EXERCISE:
Give every line again exactly as it appears, please, but not the pictures.

[Collected data]
=======

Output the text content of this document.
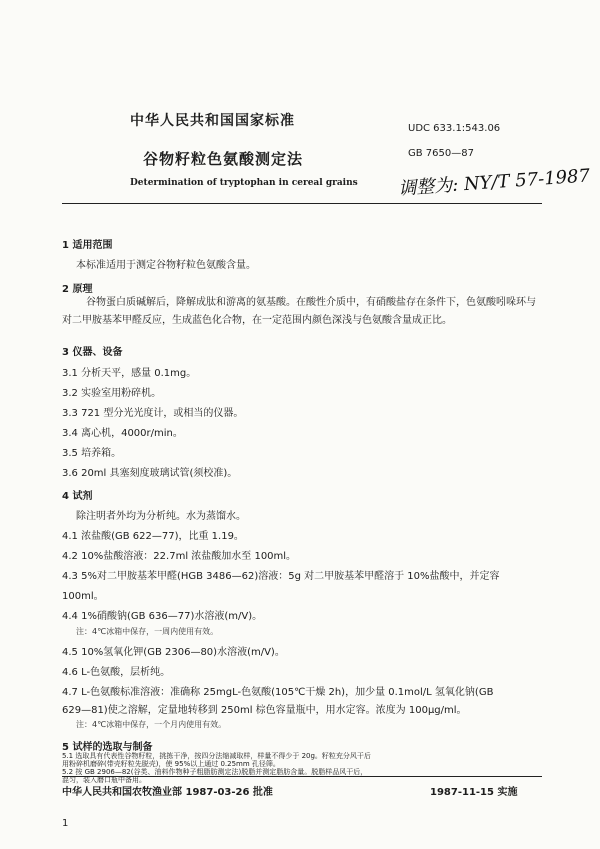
中华人民共和国国家标准	UDC 633.1:543.06
谷物籽粒色氨酸测定法	GB 7650—87
调整为: NY/T 57-1987
Determination of tryptophan in cereal grains
1 适用范围
本标准适用于测定谷物籽粒色氨酸含量。
2 原理
谷物蛋白质碱解后，降解成肽和游离的氨基酸。在酸性介质中，有硝酸盐存在条件下，色氨酸吲哚环与对二甲胺基苯甲醛反应，生成蓝色化合物，在一定范围内颜色深浅与色氨酸含量成正比。
3 仪器、设备
3.1 分析天平，感量 0.1mg。
3.2 实验室用粉碎机。
3.3 721 型分光光度计，或相当的仪器。
3.4 离心机，4000r/min。
3.5 培养箱。
3.6 20ml 具塞刻度玻璃试管(须校准)。
4 试剂
除注明者外均为分析纯。水为蒸馏水。
4.1 浓盐酸(GB 622—77)，比重 1.19。
4.2 10%盐酸溶液：22.7ml 浓盐酸加水至 100ml。
4.3 5%对二甲胺基苯甲醛(HGB 3486—62)溶液：5g 对二甲胺基苯甲醛溶于 10%盐酸中，并定容
100ml。
4.4 1%硝酸钠(GB 636—77)水溶液(m/V)。
注：4℃冰箱中保存，一周内使用有效。
4.5 10%氢氧化钾(GB 2306—80)水溶液(m/V)。
4.6 L-色氨酸，层析纯。
4.7 L-色氨酸标准溶液：准确称 25mgL-色氨酸(105℃干燥 2h)，加少量 0.1mol/L 氢氧化钠(GB
629—81)使之溶解，定量地转移到 250ml 棕色容量瓶中，用水定容。浓度为 100μg/ml。
注：4℃冰箱中保存，一个月内使用有效。
5 试样的选取与制备
中华人民共和国农牧渔业部 1987-03-26 批准	1987-11-15 实施
1
5.1 选取具有代表性谷物籽粒，挑拣干净，按四分法缩减取样，样量不得少于 20g。籽粒充分风干后
用粉碎机磨碎(带壳籽粒先脱壳)，使 95%以上通过 0.25mm 孔径筛。
5.2 按 GB 2906—82(谷类、油料作物种子粗脂肪测定法)脱脂并测定脂肪含量。脱脂样品风干后，
混匀，装入磨口瓶中备用。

=======

RESPONSE TO THE TASK:
Output the text content of this document.
中华人民共和国国家标准	UDC 633.1:543.06
谷物籽粒色氨酸测定法	GB 7650—87
调整为: NY/T 57-1987
Determination of tryptophan in cereal grains
1 适用范围
本标准适用于测定谷物籽粒色氨酸含量。
2 原理
谷物蛋白质碱解后，降解成肽和游离的氨基酸。在酸性介质中，有硝酸盐存在条件下，色氨酸吲哚环与对二甲胺基苯甲醛反应，生成蓝色化合物，在一定范围内颜色深浅与色氨酸含量成正比。
3 仪器、设备
3.1 分析天平，感量 0.1mg。
3.2 实验室用粉碎机。
3.3 721 型分光光度计，或相当的仪器。
3.4 离心机，4000r/min。
3.5 培养箱。
3.6 20ml 具塞刻度玻璃试管(须校准)。
4 试剂
除注明者外均为分析纯。水为蒸馏水。
4.1 浓盐酸(GB 622—77)，比重 1.19。
4.2 10%盐酸溶液：22.7ml 浓盐酸加水至 100ml。
4.3 5%对二甲胺基苯甲醛(HGB 3486—62)溶液：5g 对二甲胺基苯甲醛溶于 10%盐酸中，并定容
100ml。
4.4 1%硝酸钠(GB 636—77)水溶液(m/V)。
注：4℃冰箱中保存，一周内使用有效。
4.5 10%氢氧化钾(GB 2306—80)水溶液(m/V)。
4.6 L-色氨酸，层析纯。
4.7 L-色氨酸标准溶液：准确称 25mgL-色氨酸(105℃干燥 2h)，加少量 0.1mol/L 氢氧化钠(GB
629—81)使之溶解，定量地转移到 250ml 棕色容量瓶中，用水定容。浓度为 100μg/ml。
注：4℃冰箱中保存，一个月内使用有效。
5 试样的选取与制备
中华人民共和国农牧渔业部 1987-03-26 批准	1987-11-15 实施
1
5.1 选取具有代表性谷物籽粒，挑拣干净，按四分法缩减取样，样量不得少于 20g。籽粒充分风干后
用粉碎机磨碎(带壳籽粒先脱壳)，使 95%以上通过 0.25mm 孔径筛。
5.2 按 GB 2906—82(谷类、油料作物种子粗脂肪测定法)脱脂并测定脂肪含量。脱脂样品风干后，
混匀，装入磨口瓶中备用。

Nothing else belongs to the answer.